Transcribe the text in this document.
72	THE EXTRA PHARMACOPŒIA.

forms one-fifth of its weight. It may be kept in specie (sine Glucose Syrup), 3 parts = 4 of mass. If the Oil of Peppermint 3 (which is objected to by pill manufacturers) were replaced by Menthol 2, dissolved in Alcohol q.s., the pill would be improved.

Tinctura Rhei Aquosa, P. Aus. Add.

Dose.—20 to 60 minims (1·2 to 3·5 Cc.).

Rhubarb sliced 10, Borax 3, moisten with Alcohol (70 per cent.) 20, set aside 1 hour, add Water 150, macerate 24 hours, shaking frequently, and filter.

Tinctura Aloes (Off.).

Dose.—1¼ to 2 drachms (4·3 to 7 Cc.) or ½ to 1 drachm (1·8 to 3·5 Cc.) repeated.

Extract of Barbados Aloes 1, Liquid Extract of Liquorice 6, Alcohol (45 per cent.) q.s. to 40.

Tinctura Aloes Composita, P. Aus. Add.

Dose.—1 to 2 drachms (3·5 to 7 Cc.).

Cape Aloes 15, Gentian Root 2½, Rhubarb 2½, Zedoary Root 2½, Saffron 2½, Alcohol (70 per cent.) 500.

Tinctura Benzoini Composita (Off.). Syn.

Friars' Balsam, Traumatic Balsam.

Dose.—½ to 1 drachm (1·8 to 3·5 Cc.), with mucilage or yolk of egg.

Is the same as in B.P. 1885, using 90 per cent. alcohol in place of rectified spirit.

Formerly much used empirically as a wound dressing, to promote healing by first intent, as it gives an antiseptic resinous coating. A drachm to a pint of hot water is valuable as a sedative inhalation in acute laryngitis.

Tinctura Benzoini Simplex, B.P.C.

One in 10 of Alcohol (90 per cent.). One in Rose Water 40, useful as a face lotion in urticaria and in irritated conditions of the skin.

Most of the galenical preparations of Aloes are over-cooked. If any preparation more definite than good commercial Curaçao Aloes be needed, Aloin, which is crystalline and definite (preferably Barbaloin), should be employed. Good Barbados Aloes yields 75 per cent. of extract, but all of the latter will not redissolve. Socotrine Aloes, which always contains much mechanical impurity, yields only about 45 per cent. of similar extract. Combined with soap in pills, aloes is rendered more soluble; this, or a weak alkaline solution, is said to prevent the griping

○ ○ ○ ○ ○ ○ ○

### PROMPT
Select and copy every line of the listing with the word "Dose".

### RESULT OF THIS EXERCISE
Dose.—20 to 60 minims (1·2 to 3·5 Cc.).
Dose.—1¼ to 2 drachms (4·3 to 7 Cc.) or ½ to 1 drachm (1·8 to 3·5 Cc.) repeated.
Dose.—1 to 2 drachms (3·5 to 7 Cc.).
Dose.—½ to 1 drachm (1·8 to 3·5 Cc.), with mucilage or yolk of egg.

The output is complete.